Required task
Extract every line that contains the string "muito".

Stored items
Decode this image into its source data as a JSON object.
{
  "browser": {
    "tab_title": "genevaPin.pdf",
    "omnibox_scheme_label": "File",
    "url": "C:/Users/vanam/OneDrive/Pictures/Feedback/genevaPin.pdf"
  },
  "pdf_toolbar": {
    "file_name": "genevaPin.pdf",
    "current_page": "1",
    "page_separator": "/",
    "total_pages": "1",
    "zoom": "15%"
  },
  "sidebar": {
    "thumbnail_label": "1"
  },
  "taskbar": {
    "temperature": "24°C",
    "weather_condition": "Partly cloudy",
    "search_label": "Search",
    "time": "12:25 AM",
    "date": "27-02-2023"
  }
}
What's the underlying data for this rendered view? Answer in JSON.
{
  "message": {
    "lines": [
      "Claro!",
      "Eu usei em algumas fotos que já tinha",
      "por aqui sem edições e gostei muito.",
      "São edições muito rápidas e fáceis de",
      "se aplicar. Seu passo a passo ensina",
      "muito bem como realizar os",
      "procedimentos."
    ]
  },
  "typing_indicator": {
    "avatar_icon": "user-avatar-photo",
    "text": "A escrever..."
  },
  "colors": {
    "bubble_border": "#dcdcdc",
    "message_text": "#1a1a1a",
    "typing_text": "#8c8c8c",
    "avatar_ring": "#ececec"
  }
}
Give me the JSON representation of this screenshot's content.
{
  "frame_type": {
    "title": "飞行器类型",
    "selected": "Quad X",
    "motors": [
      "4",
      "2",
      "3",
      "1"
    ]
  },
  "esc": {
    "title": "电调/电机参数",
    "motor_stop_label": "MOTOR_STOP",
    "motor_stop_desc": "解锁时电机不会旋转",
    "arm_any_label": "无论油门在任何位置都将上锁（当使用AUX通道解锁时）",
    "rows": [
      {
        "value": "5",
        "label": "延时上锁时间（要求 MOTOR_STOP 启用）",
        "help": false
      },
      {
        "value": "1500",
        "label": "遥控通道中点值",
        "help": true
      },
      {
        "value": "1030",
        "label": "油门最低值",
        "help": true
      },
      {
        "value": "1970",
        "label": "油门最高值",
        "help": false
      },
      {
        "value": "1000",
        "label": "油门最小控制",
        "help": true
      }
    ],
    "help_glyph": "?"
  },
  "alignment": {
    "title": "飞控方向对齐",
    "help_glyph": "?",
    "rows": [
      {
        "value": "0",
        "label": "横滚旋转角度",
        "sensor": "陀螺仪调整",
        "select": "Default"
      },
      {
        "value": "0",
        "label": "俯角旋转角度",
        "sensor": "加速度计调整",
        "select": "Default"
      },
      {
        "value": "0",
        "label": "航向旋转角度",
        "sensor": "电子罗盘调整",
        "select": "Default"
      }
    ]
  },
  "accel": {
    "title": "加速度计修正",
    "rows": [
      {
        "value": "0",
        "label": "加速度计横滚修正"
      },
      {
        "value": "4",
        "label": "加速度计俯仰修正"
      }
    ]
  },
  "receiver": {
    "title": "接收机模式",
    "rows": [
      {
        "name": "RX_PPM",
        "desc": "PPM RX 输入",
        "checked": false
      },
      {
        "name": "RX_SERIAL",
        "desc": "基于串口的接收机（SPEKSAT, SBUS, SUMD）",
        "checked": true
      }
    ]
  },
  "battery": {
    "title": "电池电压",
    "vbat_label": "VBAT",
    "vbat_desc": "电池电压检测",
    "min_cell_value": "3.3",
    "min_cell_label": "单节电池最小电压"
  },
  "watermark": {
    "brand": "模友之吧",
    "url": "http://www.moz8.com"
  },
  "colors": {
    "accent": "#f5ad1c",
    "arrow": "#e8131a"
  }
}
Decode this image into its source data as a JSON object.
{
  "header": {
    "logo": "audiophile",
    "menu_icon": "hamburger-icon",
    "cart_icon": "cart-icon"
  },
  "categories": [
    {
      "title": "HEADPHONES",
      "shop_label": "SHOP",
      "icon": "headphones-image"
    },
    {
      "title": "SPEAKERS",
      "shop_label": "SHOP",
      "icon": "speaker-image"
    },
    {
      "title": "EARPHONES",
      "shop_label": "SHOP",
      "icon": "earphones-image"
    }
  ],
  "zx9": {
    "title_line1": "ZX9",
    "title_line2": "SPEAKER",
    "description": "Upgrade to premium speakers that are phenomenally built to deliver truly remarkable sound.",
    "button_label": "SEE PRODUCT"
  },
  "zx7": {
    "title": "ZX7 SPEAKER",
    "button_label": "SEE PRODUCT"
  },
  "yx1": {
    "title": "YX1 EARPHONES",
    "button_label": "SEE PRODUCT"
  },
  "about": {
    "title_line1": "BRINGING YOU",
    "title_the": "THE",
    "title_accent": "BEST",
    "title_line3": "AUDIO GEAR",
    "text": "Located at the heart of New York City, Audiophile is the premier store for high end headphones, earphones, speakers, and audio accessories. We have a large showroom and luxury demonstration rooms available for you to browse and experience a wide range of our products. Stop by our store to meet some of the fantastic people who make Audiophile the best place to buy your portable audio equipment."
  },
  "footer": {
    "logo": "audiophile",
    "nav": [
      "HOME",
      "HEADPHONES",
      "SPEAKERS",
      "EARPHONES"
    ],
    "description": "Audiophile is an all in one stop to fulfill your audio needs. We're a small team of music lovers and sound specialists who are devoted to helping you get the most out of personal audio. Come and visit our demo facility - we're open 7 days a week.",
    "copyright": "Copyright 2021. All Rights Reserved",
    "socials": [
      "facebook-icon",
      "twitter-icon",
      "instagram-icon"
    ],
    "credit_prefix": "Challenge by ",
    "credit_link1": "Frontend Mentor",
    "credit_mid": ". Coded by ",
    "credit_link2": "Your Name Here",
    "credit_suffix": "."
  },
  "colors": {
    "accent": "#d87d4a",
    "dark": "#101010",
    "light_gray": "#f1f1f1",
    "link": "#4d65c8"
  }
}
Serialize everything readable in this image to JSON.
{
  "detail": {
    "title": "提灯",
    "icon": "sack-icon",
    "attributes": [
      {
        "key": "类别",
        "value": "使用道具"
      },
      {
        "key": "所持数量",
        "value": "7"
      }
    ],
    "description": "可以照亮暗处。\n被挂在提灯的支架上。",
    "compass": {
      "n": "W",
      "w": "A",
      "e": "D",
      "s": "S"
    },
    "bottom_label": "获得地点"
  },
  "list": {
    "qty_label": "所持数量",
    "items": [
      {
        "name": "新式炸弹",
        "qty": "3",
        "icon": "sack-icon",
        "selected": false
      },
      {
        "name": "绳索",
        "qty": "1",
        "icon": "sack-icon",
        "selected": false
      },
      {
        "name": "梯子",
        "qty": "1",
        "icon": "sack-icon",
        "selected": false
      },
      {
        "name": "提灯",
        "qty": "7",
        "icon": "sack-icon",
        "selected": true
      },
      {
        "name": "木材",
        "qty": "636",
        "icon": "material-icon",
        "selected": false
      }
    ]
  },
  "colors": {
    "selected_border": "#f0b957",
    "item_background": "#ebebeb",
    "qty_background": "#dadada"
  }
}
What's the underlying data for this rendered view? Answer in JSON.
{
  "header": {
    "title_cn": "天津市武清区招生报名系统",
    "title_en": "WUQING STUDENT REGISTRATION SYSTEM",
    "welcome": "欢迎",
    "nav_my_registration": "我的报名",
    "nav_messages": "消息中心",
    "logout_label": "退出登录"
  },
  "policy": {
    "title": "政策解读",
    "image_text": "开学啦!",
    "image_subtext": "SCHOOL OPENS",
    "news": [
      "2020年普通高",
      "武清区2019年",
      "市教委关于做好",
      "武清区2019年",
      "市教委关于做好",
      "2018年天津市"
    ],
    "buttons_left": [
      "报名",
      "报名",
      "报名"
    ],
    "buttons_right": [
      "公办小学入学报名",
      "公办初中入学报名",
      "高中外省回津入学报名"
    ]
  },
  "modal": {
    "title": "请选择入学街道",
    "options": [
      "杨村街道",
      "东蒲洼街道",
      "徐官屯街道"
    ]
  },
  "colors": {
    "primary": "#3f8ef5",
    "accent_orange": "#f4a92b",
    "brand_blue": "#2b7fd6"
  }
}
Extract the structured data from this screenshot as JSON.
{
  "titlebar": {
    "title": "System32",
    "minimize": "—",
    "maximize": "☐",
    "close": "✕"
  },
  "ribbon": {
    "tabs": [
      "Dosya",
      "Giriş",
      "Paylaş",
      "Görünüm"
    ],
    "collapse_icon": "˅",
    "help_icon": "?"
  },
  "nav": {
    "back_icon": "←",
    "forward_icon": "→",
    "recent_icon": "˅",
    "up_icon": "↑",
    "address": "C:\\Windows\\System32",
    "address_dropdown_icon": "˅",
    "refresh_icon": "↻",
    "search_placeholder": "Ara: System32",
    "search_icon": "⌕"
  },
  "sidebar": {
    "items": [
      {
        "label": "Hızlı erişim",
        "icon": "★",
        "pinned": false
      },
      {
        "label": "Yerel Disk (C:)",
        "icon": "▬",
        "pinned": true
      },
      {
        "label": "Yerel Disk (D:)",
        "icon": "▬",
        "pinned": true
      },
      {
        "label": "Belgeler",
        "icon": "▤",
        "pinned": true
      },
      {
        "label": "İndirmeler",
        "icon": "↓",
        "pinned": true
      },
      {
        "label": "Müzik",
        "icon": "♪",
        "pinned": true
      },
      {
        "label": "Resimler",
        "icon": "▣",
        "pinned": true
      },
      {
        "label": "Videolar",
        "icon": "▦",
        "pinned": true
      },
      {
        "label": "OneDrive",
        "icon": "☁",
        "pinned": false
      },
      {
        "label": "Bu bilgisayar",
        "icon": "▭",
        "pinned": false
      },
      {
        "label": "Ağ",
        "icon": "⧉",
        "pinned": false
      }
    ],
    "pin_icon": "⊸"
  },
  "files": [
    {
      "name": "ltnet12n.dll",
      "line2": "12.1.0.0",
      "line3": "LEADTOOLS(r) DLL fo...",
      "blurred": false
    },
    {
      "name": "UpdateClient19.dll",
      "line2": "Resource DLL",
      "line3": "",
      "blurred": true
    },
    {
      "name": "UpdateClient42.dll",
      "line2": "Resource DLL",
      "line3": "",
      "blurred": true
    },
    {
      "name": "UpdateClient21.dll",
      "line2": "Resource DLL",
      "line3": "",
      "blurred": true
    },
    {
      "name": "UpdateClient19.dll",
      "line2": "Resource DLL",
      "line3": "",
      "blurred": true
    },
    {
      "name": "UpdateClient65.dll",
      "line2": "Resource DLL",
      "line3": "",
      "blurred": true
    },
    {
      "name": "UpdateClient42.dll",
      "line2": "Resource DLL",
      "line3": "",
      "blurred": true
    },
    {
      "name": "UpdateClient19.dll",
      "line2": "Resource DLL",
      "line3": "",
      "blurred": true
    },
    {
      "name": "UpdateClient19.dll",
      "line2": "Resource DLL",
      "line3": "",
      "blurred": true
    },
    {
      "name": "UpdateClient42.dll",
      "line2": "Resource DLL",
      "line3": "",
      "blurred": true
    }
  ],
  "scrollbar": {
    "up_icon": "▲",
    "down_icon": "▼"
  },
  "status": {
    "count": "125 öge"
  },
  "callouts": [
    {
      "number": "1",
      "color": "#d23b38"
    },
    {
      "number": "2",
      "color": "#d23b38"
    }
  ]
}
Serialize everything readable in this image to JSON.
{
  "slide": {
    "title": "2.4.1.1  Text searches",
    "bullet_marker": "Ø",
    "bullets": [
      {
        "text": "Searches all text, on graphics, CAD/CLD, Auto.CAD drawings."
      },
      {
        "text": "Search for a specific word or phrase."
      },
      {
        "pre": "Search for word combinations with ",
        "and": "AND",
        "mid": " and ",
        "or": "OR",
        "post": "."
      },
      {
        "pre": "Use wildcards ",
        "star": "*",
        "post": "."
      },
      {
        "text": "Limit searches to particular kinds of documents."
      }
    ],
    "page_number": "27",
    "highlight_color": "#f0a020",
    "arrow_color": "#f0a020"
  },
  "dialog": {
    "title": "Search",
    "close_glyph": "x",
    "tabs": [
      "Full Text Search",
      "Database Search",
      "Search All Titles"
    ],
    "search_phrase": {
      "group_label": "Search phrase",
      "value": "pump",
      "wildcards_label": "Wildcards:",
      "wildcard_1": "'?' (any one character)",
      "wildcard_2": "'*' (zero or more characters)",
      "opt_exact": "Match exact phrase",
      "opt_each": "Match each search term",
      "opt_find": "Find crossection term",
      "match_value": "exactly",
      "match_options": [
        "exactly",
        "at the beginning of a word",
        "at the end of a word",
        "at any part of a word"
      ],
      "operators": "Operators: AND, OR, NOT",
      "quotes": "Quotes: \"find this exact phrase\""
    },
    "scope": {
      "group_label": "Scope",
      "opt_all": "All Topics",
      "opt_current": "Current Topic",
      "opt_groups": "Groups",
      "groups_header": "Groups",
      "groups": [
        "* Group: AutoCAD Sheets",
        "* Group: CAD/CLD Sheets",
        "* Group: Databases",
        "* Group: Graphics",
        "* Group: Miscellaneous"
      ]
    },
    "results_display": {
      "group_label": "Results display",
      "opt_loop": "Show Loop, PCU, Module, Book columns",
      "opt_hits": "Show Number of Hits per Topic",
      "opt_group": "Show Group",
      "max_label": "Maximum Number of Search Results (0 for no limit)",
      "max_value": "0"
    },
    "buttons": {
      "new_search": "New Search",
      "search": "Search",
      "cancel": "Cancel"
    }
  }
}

Full solution
      "por aqui sem edições e gostei muito.",
      "São edições muito rápidas e fáceis de",
      "muito bem como realizar os",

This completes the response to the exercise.